[PROVIDED INFORMATION Boundary: Start]
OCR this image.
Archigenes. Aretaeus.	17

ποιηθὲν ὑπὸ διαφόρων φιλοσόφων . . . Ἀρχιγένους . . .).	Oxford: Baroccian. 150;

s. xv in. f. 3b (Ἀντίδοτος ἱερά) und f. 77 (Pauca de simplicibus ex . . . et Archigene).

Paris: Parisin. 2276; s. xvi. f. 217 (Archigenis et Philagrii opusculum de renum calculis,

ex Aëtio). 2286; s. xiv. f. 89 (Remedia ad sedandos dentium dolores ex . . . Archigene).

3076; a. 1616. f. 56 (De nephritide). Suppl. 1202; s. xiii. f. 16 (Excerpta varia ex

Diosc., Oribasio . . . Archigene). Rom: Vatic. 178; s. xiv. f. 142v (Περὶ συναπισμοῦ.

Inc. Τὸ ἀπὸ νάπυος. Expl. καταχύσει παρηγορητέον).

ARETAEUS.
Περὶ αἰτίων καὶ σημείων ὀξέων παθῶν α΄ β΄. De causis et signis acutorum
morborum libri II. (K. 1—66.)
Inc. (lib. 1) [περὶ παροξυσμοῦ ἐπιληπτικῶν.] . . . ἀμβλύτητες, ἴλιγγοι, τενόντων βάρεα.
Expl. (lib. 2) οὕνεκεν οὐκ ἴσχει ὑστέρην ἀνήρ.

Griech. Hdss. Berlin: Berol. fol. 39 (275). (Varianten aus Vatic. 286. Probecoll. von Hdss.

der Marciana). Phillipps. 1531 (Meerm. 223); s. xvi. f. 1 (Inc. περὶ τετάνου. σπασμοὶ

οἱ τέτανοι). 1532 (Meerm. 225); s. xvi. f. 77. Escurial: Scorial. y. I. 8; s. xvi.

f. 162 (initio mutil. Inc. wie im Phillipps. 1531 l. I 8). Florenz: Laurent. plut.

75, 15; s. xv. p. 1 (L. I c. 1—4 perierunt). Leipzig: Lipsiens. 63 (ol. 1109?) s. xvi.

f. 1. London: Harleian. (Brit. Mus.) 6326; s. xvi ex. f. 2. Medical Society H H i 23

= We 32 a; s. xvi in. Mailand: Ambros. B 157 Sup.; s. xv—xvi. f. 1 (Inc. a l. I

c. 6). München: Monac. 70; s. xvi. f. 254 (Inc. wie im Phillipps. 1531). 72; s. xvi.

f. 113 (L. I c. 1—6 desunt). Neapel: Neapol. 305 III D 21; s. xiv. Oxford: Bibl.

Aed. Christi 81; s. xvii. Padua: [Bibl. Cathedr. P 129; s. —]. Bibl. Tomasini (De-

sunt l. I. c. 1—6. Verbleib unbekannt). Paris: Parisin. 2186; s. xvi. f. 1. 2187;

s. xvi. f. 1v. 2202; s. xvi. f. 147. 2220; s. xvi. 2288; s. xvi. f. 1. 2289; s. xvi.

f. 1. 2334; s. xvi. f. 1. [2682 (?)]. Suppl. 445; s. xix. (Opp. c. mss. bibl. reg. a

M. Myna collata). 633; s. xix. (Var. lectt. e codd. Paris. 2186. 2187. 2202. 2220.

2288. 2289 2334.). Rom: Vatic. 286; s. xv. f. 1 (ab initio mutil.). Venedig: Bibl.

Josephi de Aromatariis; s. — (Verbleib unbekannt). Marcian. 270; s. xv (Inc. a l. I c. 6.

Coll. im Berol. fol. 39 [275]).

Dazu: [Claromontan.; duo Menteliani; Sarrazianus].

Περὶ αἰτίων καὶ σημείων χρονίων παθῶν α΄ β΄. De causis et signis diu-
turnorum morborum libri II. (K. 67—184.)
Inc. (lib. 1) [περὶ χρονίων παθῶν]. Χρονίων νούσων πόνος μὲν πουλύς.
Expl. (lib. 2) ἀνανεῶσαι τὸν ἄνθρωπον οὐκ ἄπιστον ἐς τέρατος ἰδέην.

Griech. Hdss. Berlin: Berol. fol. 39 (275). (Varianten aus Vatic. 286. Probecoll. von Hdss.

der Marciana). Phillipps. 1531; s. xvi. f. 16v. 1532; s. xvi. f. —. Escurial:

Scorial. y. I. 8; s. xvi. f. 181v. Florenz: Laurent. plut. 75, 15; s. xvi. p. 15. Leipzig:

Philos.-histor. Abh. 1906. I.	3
[PROVIDED INFORMATION Boundary: End]
**TASK PROMPT**
Search the records for the word "Paris" and copy out every line that holds it.

**OUTPUT FOR THIS EXERCISE**
Paris: Parisin. 2276; s. xvi. f. 217 (Archigenis et Philagrii opusculum de renum calculis,
sunt l. I. c. 1—6. Verbleib unbekannt). Paris: Parisin. 2186; s. xvi. f. 1. 2187;
M. Myna collata). 633; s. xix. (Var. lectt. e codd. Paris. 2186. 2187. 2202. 2220.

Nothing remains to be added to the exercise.